DATA LINES =
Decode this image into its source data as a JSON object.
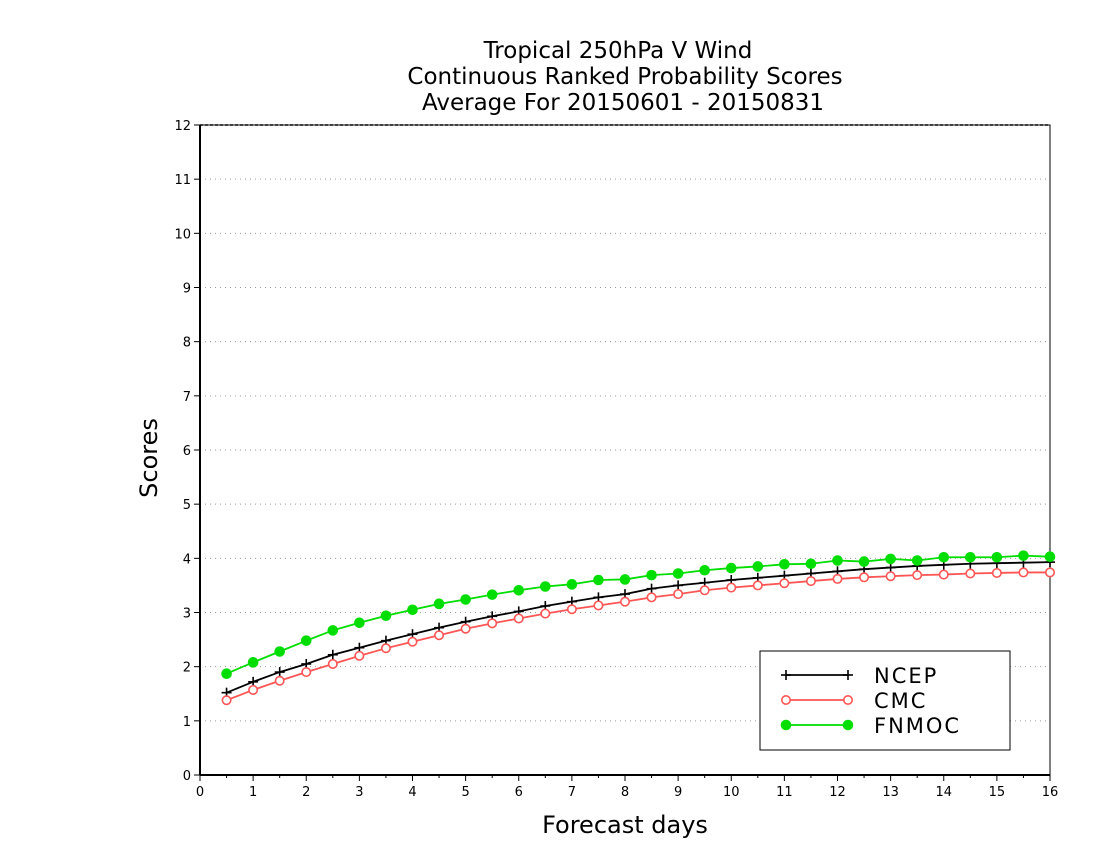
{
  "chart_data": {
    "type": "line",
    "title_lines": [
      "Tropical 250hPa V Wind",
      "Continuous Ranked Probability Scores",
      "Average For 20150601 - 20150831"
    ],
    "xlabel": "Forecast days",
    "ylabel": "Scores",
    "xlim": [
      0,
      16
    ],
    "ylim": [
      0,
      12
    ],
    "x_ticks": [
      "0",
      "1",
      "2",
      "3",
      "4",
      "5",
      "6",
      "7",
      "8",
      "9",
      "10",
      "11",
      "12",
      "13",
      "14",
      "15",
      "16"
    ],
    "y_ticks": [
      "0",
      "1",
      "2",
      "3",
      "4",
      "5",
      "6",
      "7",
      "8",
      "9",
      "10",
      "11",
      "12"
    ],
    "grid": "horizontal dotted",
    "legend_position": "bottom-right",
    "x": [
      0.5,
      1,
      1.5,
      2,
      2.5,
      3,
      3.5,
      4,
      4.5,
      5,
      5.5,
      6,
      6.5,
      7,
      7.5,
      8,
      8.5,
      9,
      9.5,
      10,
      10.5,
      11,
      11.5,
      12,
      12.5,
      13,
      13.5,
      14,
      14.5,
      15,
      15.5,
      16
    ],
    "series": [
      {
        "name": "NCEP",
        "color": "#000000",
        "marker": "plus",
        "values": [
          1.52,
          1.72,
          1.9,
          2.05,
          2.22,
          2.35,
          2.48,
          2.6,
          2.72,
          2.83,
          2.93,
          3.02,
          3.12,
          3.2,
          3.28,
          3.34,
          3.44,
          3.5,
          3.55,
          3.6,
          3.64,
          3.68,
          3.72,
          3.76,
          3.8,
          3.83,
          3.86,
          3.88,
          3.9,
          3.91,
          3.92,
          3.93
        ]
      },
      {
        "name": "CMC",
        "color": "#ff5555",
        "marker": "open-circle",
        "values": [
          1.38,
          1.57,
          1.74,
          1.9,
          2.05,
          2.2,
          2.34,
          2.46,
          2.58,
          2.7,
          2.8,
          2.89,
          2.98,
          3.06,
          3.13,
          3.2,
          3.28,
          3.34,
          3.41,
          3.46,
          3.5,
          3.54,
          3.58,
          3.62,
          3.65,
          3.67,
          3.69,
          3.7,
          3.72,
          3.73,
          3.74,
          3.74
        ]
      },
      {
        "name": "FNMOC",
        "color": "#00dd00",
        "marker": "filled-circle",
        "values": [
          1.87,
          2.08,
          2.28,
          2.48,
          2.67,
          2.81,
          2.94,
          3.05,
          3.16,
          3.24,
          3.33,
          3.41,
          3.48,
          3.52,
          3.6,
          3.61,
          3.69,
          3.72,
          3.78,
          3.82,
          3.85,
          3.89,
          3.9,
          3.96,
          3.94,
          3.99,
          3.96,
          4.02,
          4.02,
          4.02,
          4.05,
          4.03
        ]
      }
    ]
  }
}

PROBLEM DESCRIPTION =
Every record above should be written out again exactly; the pictures stay out of the copy.

RIGHT ANSWER =
Decode this image into its source data as a JSON object.
{
  "chart_data": {
    "type": "line",
    "title_lines": [
      "Tropical 250hPa V Wind",
      "Continuous Ranked Probability Scores",
      "Average For 20150601 - 20150831"
    ],
    "xlabel": "Forecast days",
    "ylabel": "Scores",
    "xlim": [
      0,
      16
    ],
    "ylim": [
      0,
      12
    ],
    "x_ticks": [
      "0",
      "1",
      "2",
      "3",
      "4",
      "5",
      "6",
      "7",
      "8",
      "9",
      "10",
      "11",
      "12",
      "13",
      "14",
      "15",
      "16"
    ],
    "y_ticks": [
      "0",
      "1",
      "2",
      "3",
      "4",
      "5",
      "6",
      "7",
      "8",
      "9",
      "10",
      "11",
      "12"
    ],
    "grid": "horizontal dotted",
    "legend_position": "bottom-right",
    "x": [
      0.5,
      1,
      1.5,
      2,
      2.5,
      3,
      3.5,
      4,
      4.5,
      5,
      5.5,
      6,
      6.5,
      7,
      7.5,
      8,
      8.5,
      9,
      9.5,
      10,
      10.5,
      11,
      11.5,
      12,
      12.5,
      13,
      13.5,
      14,
      14.5,
      15,
      15.5,
      16
    ],
    "series": [
      {
        "name": "NCEP",
        "color": "#000000",
        "marker": "plus",
        "values": [
          1.52,
          1.72,
          1.9,
          2.05,
          2.22,
          2.35,
          2.48,
          2.6,
          2.72,
          2.83,
          2.93,
          3.02,
          3.12,
          3.2,
          3.28,
          3.34,
          3.44,
          3.5,
          3.55,
          3.6,
          3.64,
          3.68,
          3.72,
          3.76,
          3.8,
          3.83,
          3.86,
          3.88,
          3.9,
          3.91,
          3.92,
          3.93
        ]
      },
      {
        "name": "CMC",
        "color": "#ff5555",
        "marker": "open-circle",
        "values": [
          1.38,
          1.57,
          1.74,
          1.9,
          2.05,
          2.2,
          2.34,
          2.46,
          2.58,
          2.7,
          2.8,
          2.89,
          2.98,
          3.06,
          3.13,
          3.2,
          3.28,
          3.34,
          3.41,
          3.46,
          3.5,
          3.54,
          3.58,
          3.62,
          3.65,
          3.67,
          3.69,
          3.7,
          3.72,
          3.73,
          3.74,
          3.74
        ]
      },
      {
        "name": "FNMOC",
        "color": "#00dd00",
        "marker": "filled-circle",
        "values": [
          1.87,
          2.08,
          2.28,
          2.48,
          2.67,
          2.81,
          2.94,
          3.05,
          3.16,
          3.24,
          3.33,
          3.41,
          3.48,
          3.52,
          3.6,
          3.61,
          3.69,
          3.72,
          3.78,
          3.82,
          3.85,
          3.89,
          3.9,
          3.96,
          3.94,
          3.99,
          3.96,
          4.02,
          4.02,
          4.02,
          4.05,
          4.03
        ]
      }
    ]
  }
}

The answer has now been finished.